WHAT YOU NEED TO DO: Produce an exact copy of all the records.

INFORMATION GIVEN:
§ §

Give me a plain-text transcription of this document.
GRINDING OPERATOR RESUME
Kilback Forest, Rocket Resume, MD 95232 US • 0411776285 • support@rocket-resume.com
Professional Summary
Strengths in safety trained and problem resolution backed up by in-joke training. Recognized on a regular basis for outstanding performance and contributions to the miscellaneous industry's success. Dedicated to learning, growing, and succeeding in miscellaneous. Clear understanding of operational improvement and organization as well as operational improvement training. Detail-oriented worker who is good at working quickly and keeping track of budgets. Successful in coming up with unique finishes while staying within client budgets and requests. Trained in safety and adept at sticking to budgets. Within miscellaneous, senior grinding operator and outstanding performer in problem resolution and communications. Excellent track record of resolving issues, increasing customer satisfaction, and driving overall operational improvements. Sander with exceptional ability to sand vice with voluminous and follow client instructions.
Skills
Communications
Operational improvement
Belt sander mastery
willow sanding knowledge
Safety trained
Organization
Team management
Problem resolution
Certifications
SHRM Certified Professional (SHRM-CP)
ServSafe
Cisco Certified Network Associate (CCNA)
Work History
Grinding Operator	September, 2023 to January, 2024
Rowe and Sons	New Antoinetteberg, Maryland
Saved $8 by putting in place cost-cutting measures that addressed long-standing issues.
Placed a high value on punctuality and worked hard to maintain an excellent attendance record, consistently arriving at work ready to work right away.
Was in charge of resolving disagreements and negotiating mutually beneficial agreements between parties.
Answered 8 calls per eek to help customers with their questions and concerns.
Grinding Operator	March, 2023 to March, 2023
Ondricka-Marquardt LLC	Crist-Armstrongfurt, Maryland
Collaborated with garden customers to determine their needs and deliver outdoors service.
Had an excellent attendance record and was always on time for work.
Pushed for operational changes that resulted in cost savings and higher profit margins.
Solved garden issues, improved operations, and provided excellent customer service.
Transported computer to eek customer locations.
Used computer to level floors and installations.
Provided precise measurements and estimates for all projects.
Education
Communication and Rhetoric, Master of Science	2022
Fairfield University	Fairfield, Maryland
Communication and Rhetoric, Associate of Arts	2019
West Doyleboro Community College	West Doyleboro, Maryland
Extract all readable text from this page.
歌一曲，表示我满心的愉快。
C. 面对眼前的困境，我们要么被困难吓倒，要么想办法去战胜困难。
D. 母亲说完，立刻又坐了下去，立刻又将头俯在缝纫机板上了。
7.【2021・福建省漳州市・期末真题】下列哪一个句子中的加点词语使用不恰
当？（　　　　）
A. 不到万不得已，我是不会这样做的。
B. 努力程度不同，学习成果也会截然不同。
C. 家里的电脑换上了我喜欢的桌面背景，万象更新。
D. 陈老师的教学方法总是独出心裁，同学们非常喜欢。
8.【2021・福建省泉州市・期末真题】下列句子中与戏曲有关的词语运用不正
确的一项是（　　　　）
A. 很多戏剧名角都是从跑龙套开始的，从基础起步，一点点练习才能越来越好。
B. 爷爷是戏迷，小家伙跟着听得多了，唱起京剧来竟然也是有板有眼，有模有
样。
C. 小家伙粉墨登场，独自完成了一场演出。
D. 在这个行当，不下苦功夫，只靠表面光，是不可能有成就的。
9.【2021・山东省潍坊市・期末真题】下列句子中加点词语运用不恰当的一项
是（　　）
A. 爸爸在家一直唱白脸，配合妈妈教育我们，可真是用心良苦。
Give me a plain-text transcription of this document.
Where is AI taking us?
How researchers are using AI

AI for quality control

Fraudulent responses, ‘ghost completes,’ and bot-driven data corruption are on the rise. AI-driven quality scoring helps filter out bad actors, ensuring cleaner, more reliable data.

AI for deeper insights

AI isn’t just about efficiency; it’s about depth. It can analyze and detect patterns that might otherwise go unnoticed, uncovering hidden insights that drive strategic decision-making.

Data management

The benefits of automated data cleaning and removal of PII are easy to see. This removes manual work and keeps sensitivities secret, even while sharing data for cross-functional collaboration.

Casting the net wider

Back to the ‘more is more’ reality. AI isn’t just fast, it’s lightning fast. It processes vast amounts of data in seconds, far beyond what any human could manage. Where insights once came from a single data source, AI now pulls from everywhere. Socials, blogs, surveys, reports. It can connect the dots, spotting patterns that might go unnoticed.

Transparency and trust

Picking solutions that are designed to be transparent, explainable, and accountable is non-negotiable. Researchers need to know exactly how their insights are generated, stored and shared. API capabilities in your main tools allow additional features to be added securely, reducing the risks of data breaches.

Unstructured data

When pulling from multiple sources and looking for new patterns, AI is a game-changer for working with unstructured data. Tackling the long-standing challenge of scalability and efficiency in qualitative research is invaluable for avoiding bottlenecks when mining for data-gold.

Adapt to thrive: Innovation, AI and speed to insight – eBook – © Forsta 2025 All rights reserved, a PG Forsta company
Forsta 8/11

§ §

COMPLETED TASK:
Give me a plain-text transcription of this document.
GRINDING OPERATOR RESUME
Kilback Forest, Rocket Resume, MD 95232 US • 0411776285 • support@rocket-resume.com
Professional Summary
Strengths in safety trained and problem resolution backed up by in-joke training. Recognized on a regular basis for outstanding performance and contributions to the miscellaneous industry's success. Dedicated to learning, growing, and succeeding in miscellaneous. Clear understanding of operational improvement and organization as well as operational improvement training. Detail-oriented worker who is good at working quickly and keeping track of budgets. Successful in coming up with unique finishes while staying within client budgets and requests. Trained in safety and adept at sticking to budgets. Within miscellaneous, senior grinding operator and outstanding performer in problem resolution and communications. Excellent track record of resolving issues, increasing customer satisfaction, and driving overall operational improvements. Sander with exceptional ability to sand vice with voluminous and follow client instructions.
Skills
Communications
Operational improvement
Belt sander mastery
willow sanding knowledge
Safety trained
Organization
Team management
Problem resolution
Certifications
SHRM Certified Professional (SHRM-CP)
ServSafe
Cisco Certified Network Associate (CCNA)
Work History
Grinding Operator	September, 2023 to January, 2024
Rowe and Sons	New Antoinetteberg, Maryland
Saved $8 by putting in place cost-cutting measures that addressed long-standing issues.
Placed a high value on punctuality and worked hard to maintain an excellent attendance record, consistently arriving at work ready to work right away.
Was in charge of resolving disagreements and negotiating mutually beneficial agreements between parties.
Answered 8 calls per eek to help customers with their questions and concerns.
Grinding Operator	March, 2023 to March, 2023
Ondricka-Marquardt LLC	Crist-Armstrongfurt, Maryland
Collaborated with garden customers to determine their needs and deliver outdoors service.
Had an excellent attendance record and was always on time for work.
Pushed for operational changes that resulted in cost savings and higher profit margins.
Solved garden issues, improved operations, and provided excellent customer service.
Transported computer to eek customer locations.
Used computer to level floors and installations.
Provided precise measurements and estimates for all projects.
Education
Communication and Rhetoric, Master of Science	2022
Fairfield University	Fairfield, Maryland
Communication and Rhetoric, Associate of Arts	2019
West Doyleboro Community College	West Doyleboro, Maryland
Extract all readable text from this page.
歌一曲，表示我满心的愉快。
C. 面对眼前的困境，我们要么被困难吓倒，要么想办法去战胜困难。
D. 母亲说完，立刻又坐了下去，立刻又将头俯在缝纫机板上了。
7.【2021・福建省漳州市・期末真题】下列哪一个句子中的加点词语使用不恰
当？（　　　　）
A. 不到万不得已，我是不会这样做的。
B. 努力程度不同，学习成果也会截然不同。
C. 家里的电脑换上了我喜欢的桌面背景，万象更新。
D. 陈老师的教学方法总是独出心裁，同学们非常喜欢。
8.【2021・福建省泉州市・期末真题】下列句子中与戏曲有关的词语运用不正
确的一项是（　　　　）
A. 很多戏剧名角都是从跑龙套开始的，从基础起步，一点点练习才能越来越好。
B. 爷爷是戏迷，小家伙跟着听得多了，唱起京剧来竟然也是有板有眼，有模有
样。
C. 小家伙粉墨登场，独自完成了一场演出。
D. 在这个行当，不下苦功夫，只靠表面光，是不可能有成就的。
9.【2021・山东省潍坊市・期末真题】下列句子中加点词语运用不恰当的一项
是（　　）
A. 爸爸在家一直唱白脸，配合妈妈教育我们，可真是用心良苦。
Give me a plain-text transcription of this document.
Where is AI taking us?
How researchers are using AI

AI for quality control

Fraudulent responses, ‘ghost completes,’ and bot-driven data corruption are on the rise. AI-driven quality scoring helps filter out bad actors, ensuring cleaner, more reliable data.

AI for deeper insights

AI isn’t just about efficiency; it’s about depth. It can analyze and detect patterns that might otherwise go unnoticed, uncovering hidden insights that drive strategic decision-making.

Data management

The benefits of automated data cleaning and removal of PII are easy to see. This removes manual work and keeps sensitivities secret, even while sharing data for cross-functional collaboration.

Casting the net wider

Back to the ‘more is more’ reality. AI isn’t just fast, it’s lightning fast. It processes vast amounts of data in seconds, far beyond what any human could manage. Where insights once came from a single data source, AI now pulls from everywhere. Socials, blogs, surveys, reports. It can connect the dots, spotting patterns that might go unnoticed.

Transparency and trust

Picking solutions that are designed to be transparent, explainable, and accountable is non-negotiable. Researchers need to know exactly how their insights are generated, stored and shared. API capabilities in your main tools allow additional features to be added securely, reducing the risks of data breaches.

Unstructured data

When pulling from multiple sources and looking for new patterns, AI is a game-changer for working with unstructured data. Tackling the long-standing challenge of scalability and efficiency in qualitative research is invaluable for avoiding bottlenecks when mining for data-gold.

Adapt to thrive: Innovation, AI and speed to insight – eBook – © Forsta 2025 All rights reserved, a PG Forsta company
Forsta 8/11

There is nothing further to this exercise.